_PROBLEM TO SOLVE_. Scan the entries below for the word "text". Copy each line that has it.

═══ TASK MATERIAL ═══

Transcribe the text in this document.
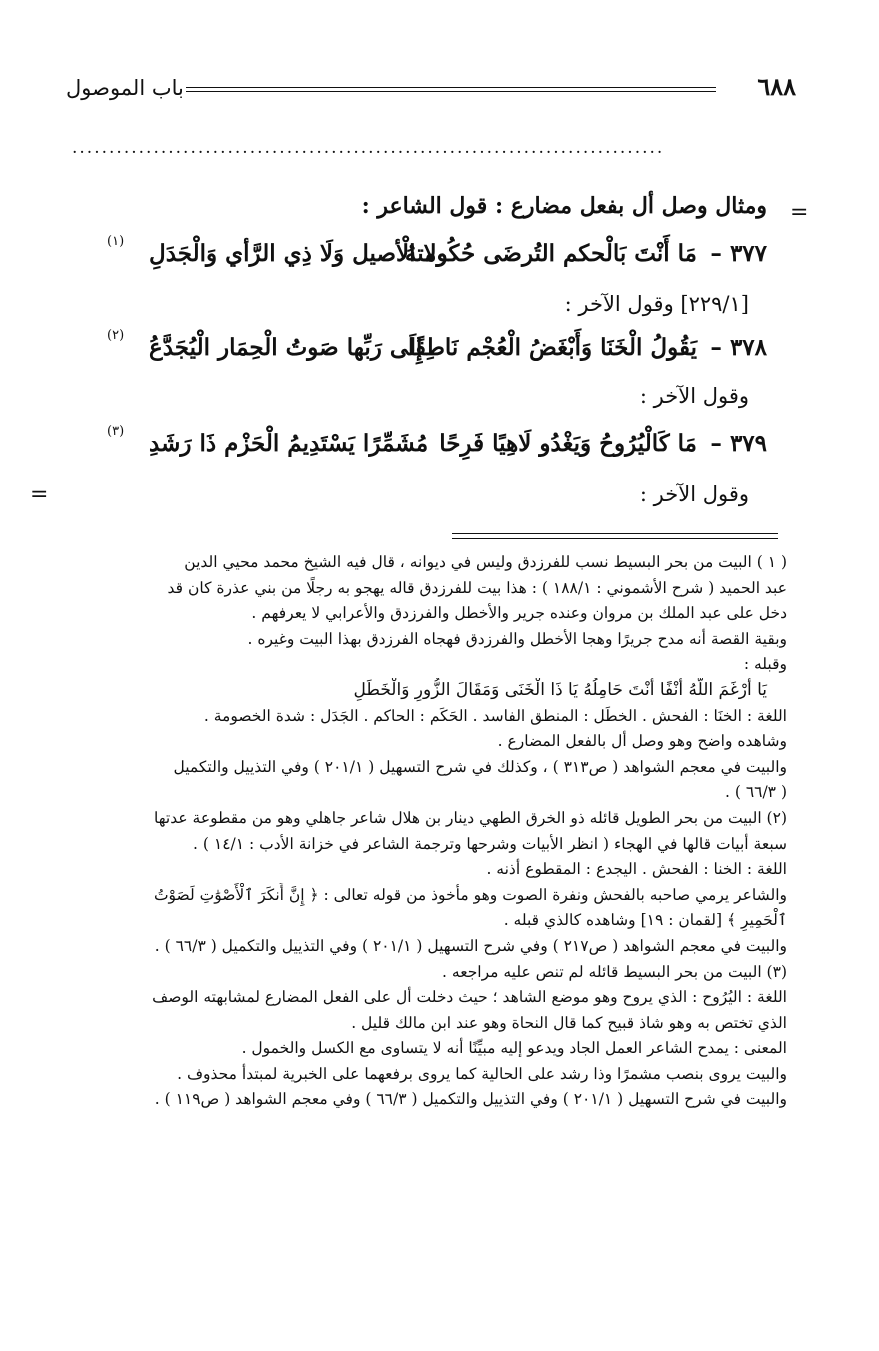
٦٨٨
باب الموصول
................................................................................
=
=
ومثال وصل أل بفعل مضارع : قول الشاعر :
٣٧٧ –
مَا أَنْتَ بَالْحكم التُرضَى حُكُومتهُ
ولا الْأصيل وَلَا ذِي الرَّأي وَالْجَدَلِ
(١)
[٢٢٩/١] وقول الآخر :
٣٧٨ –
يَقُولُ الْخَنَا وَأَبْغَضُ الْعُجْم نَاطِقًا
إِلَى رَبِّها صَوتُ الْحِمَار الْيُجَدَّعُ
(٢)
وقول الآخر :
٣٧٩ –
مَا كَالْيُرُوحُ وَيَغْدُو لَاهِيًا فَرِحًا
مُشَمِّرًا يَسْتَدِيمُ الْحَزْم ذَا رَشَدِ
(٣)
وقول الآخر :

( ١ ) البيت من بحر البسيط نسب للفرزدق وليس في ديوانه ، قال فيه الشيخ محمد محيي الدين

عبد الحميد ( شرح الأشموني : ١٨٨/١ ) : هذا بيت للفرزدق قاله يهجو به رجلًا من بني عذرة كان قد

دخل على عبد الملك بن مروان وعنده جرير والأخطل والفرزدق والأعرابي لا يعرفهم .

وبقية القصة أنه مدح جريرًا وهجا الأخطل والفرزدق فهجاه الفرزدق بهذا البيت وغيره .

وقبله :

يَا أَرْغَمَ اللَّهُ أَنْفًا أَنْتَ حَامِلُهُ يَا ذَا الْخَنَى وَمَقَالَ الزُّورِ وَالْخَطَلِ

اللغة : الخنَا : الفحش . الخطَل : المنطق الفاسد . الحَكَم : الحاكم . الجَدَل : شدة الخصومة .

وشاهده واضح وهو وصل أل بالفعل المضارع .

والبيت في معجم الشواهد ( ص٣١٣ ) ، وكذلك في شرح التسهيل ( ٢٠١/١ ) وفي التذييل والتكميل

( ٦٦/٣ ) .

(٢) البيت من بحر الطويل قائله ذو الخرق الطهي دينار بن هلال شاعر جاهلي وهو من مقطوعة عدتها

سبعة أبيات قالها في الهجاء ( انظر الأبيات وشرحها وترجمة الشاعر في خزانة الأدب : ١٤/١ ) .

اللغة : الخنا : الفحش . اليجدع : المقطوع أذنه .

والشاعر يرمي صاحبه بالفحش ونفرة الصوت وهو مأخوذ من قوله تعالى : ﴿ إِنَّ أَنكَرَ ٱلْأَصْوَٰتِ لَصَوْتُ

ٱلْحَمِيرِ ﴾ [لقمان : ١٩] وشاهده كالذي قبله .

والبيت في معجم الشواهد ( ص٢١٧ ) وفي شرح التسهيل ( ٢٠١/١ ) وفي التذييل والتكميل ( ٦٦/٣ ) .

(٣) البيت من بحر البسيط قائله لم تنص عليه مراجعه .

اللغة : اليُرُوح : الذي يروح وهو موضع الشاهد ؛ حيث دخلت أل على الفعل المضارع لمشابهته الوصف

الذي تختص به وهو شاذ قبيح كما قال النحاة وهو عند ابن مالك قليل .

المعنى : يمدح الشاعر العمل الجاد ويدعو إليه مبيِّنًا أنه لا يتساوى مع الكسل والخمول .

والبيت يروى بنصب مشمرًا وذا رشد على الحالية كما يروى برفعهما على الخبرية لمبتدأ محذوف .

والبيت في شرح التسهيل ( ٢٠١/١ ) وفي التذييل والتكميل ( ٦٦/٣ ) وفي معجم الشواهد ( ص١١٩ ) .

═══
═══ TASK MATERIAL ═══

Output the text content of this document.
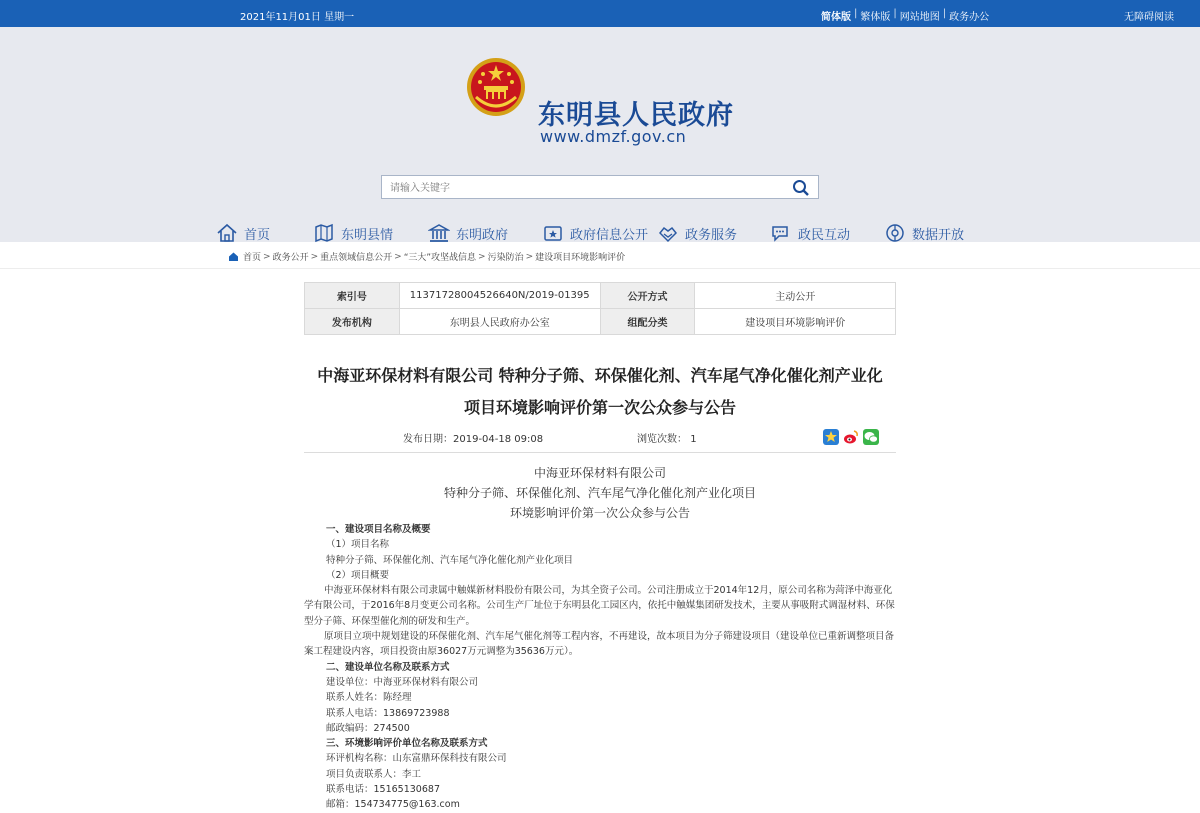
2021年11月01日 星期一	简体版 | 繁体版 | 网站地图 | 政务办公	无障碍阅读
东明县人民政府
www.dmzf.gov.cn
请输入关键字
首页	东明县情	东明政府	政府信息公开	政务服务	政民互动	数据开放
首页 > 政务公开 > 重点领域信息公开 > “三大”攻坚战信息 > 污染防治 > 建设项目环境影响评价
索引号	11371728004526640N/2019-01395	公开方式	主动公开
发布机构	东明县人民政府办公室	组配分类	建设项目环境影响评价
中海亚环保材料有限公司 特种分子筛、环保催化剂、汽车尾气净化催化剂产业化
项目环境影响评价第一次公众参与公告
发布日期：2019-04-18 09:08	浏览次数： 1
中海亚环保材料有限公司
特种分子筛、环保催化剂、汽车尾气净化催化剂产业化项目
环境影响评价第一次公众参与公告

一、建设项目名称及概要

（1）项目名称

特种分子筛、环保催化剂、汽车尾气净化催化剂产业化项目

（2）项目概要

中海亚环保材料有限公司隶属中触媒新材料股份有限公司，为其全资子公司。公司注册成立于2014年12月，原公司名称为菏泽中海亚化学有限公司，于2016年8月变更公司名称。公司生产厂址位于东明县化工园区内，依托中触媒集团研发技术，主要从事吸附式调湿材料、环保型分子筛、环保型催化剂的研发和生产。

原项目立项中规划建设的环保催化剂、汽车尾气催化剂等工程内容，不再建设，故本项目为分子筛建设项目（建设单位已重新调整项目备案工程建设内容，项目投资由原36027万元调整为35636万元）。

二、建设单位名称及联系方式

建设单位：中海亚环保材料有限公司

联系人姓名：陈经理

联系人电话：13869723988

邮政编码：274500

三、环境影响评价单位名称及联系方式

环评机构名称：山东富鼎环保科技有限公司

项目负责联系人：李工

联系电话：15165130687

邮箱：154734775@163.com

═══
═══ TASK MATERIAL ═══

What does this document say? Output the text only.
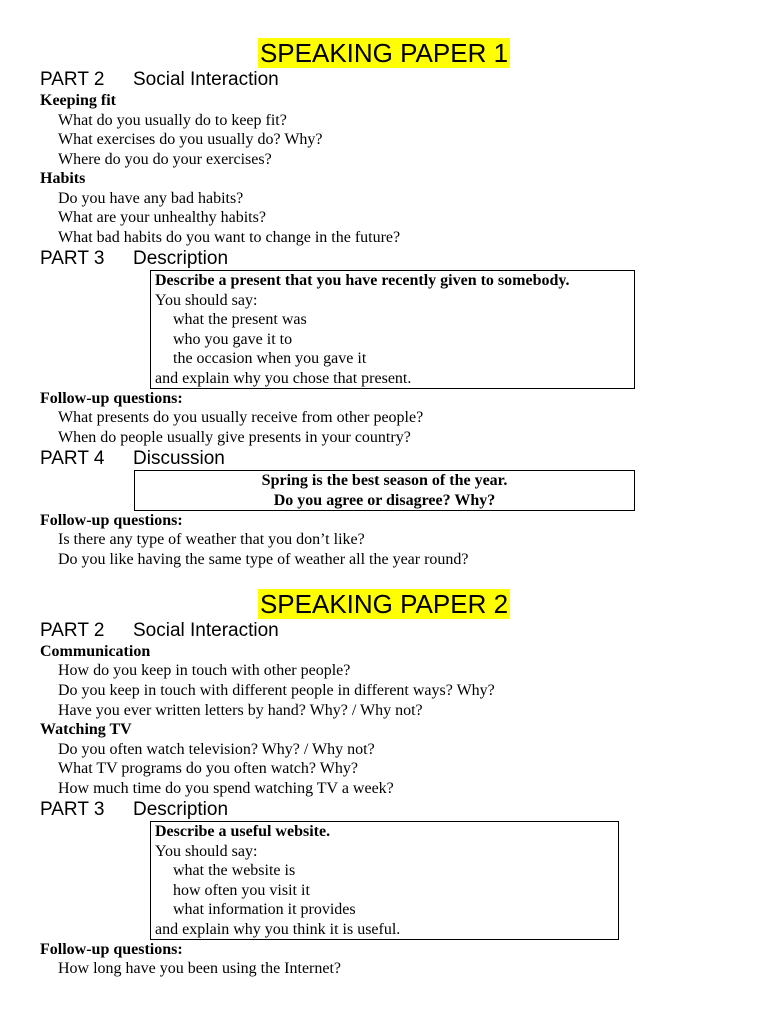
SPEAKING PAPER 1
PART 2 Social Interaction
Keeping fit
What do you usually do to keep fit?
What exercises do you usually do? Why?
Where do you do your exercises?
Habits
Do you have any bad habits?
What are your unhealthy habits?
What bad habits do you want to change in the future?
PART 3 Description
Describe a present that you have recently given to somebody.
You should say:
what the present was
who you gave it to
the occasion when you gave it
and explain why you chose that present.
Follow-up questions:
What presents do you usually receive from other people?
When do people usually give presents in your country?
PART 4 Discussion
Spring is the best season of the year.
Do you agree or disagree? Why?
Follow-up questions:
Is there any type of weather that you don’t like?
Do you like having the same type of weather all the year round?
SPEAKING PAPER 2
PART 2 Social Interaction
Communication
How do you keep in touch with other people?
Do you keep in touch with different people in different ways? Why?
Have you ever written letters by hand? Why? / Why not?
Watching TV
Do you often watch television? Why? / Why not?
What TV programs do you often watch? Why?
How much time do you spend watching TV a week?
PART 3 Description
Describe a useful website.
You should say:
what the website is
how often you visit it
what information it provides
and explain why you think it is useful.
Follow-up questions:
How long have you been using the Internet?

═══

_COMPLETED TASK_.
Transcribe the text in this document.
Output the text content of this document.
What does this document say? Output the text only.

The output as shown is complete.